_YOUR INSTRUCTIONS_
Scan the entries below and extract each line with the word "随叫随到" in it.

● ● ●

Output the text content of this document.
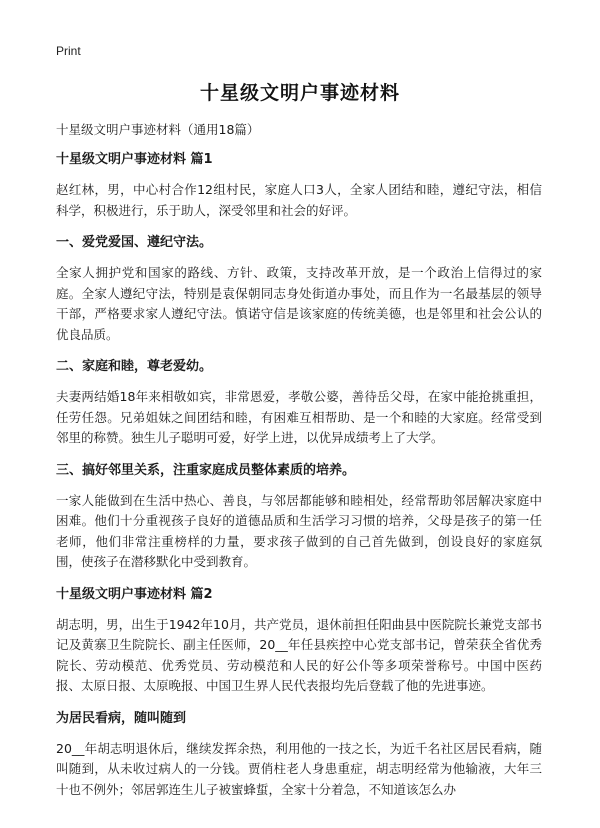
Print
十星级文明户事迹材料

十星级文明户事迹材料（通用18篇）

十星级文明户事迹材料 篇1

赵红林，男，中心村合作12组村民，家庭人口3人，全家人团结和睦，遵纪守法，相信科学，积极进行，乐于助人，深受邻里和社会的好评。

一、爱党爱国、遵纪守法。

全家人拥护党和国家的路线、方针、政策，支持改革开放，是一个政治上信得过的家庭。全家人遵纪守法，特别是袁保朝同志身处街道办事处，而且作为一名最基层的领导干部，严格要求家人遵纪守法。慎诺守信是该家庭的传统美德，也是邻里和社会公认的优良品质。

二、家庭和睦，尊老爱幼。

夫妻两结婚18年来相敬如宾，非常恩爱，孝敬公婆，善待岳父母，在家中能抢挑重担，任劳任怨。兄弟姐妹之间团结和睦，有困难互相帮助、是一个和睦的大家庭。经常受到邻里的称赞。独生儿子聪明可爱，好学上进，以优异成绩考上了大学。

三、搞好邻里关系，注重家庭成员整体素质的培养。

一家人能做到在生活中热心、善良，与邻居都能够和睦相处，经常帮助邻居解决家庭中困难。他们十分重视孩子良好的道德品质和生活学习习惯的培养，父母是孩子的第一任老师，他们非常注重榜样的力量，要求孩子做到的自己首先做到，创设良好的家庭氛围，使孩子在潜移默化中受到教育。

十星级文明户事迹材料 篇2

胡志明，男，出生于1942年10月，共产党员，退休前担任阳曲县中医院院长兼党支部书记及黄寨卫生院院长、副主任医师，20__年任县疾控中心党支部书记，曾荣获全省优秀院长、劳动模范、优秀党员、劳动模范和人民的好公仆等多项荣誉称号。中国中医药报、太原日报、太原晚报、中国卫生界人民代表报均先后登载了他的先进事迹。

为居民看病，随叫随到

20__年胡志明退休后，继续发挥余热，利用他的一技之长，为近千名社区居民看病，随叫随到，从未收过病人的一分钱。贾俏柱老人身患重症，胡志明经常为他输液，大年三十也不例外；邻居郭连生儿子被蜜蜂蜇，全家十分着急，不知道该怎么办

● ● ●

_COMPLETED EXERCISE_
为居民看病，随叫随到
20__年胡志明退休后，继续发挥余热，利用他的一技之长，为近千名社区居民看病，随叫随到，从未收过病人的一分钱。贾俏柱老人身患重症，胡志明经常为他输液，大年三十也不例外；邻居郭连生儿子被蜜蜂蜇，全家十分着急，不知道该怎么办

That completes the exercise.